## Do this
Check each line below for the word "function", and copy those that have it.

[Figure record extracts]
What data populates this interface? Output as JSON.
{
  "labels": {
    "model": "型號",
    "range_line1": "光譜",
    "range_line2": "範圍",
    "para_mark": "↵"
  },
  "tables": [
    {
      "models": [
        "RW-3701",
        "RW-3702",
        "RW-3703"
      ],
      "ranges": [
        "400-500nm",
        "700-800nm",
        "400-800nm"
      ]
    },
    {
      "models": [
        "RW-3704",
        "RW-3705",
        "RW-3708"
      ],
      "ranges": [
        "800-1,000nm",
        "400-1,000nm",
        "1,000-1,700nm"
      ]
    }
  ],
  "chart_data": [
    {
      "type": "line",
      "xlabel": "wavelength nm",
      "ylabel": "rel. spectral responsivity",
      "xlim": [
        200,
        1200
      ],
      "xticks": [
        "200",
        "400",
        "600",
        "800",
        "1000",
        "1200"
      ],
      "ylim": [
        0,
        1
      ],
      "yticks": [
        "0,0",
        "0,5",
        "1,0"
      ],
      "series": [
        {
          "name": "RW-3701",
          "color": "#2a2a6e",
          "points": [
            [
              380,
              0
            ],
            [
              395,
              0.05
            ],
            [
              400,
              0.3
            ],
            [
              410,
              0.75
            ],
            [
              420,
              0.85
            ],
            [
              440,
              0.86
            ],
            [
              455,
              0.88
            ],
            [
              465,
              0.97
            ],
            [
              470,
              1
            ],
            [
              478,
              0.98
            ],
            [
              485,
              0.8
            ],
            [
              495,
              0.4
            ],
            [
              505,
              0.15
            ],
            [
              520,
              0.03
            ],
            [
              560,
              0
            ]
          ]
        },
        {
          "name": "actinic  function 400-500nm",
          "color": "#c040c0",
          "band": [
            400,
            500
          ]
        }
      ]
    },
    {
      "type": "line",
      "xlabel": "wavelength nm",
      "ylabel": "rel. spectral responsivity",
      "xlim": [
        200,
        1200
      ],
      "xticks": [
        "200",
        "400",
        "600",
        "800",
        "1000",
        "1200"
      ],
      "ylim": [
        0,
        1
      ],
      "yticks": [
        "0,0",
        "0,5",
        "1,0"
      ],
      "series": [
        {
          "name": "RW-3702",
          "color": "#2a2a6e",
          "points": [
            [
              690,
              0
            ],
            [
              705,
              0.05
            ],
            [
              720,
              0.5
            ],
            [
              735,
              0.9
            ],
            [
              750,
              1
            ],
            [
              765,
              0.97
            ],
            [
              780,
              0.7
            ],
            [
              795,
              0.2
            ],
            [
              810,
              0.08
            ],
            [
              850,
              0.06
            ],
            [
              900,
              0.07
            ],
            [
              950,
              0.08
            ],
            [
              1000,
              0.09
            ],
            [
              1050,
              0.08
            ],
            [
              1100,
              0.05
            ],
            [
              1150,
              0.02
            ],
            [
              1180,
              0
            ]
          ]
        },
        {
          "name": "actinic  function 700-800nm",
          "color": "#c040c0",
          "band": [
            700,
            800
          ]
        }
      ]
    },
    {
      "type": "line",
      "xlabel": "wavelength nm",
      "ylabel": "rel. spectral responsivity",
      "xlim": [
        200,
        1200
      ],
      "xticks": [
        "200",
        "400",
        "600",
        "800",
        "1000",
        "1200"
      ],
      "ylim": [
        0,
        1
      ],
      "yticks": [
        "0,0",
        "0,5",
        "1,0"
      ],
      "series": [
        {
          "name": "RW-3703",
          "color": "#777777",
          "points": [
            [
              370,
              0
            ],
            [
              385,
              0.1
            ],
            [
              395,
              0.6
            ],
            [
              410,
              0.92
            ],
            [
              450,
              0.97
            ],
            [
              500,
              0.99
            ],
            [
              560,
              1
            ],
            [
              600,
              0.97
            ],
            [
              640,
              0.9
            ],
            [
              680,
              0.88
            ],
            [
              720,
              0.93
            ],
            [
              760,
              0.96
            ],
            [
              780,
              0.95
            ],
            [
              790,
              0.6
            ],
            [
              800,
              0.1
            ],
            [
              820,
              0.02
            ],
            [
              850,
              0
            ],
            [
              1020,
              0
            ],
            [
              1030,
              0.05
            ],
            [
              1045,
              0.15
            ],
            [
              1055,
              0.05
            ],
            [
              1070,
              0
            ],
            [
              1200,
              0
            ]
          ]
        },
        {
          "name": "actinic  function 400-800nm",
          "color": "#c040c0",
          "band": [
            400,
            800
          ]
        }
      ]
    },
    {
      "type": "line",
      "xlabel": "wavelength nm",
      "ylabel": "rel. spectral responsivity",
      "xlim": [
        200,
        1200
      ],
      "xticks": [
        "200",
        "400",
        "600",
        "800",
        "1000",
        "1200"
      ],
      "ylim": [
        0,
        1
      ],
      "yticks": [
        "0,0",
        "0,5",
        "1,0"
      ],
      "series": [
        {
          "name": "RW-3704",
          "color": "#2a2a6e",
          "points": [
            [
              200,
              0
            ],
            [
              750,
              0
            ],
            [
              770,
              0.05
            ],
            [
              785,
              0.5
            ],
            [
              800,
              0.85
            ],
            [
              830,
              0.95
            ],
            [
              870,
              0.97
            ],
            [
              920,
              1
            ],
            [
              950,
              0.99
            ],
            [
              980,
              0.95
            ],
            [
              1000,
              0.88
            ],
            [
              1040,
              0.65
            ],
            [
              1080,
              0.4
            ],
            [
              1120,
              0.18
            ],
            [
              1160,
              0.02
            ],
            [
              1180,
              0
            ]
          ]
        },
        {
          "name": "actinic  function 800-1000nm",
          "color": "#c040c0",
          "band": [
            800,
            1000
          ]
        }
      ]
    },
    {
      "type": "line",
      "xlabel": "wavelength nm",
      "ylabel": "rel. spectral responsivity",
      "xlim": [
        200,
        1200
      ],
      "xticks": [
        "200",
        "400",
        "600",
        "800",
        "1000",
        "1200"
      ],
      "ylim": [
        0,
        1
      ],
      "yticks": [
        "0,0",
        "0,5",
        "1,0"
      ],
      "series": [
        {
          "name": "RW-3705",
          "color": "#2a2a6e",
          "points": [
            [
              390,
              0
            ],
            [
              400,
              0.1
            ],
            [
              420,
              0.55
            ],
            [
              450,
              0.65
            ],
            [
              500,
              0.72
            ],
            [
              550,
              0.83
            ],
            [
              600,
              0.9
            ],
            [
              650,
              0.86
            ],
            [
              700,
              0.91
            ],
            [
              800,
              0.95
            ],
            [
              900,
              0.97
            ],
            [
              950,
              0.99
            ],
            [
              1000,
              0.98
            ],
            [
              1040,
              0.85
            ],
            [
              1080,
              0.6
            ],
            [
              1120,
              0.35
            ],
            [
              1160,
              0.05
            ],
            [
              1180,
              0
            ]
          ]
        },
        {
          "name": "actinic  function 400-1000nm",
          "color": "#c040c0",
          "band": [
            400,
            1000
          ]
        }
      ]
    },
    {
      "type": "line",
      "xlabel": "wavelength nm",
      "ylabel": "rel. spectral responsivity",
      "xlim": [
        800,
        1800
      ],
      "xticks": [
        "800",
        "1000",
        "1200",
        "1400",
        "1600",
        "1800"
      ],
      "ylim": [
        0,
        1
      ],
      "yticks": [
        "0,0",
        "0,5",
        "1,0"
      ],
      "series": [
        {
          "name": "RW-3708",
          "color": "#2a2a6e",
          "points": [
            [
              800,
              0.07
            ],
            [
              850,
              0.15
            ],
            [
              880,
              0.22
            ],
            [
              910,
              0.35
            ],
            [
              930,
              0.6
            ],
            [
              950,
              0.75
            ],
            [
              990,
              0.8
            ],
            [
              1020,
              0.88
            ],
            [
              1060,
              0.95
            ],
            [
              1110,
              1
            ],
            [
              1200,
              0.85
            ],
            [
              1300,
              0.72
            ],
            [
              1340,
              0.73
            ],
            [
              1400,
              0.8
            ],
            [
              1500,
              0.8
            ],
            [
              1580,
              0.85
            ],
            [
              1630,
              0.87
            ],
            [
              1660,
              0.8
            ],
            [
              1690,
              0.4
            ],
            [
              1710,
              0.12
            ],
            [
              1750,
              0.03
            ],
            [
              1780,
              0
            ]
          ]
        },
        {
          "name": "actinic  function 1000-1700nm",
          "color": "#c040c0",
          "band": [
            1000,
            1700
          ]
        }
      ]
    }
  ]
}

## Response to this exercise
          "name": "actinic  function 400-500nm",
          "name": "actinic  function 700-800nm",
          "name": "actinic  function 400-800nm",
          "name": "actinic  function 800-1000nm",
          "name": "actinic  function 400-1000nm",
          "name": "actinic  function 1000-1700nm",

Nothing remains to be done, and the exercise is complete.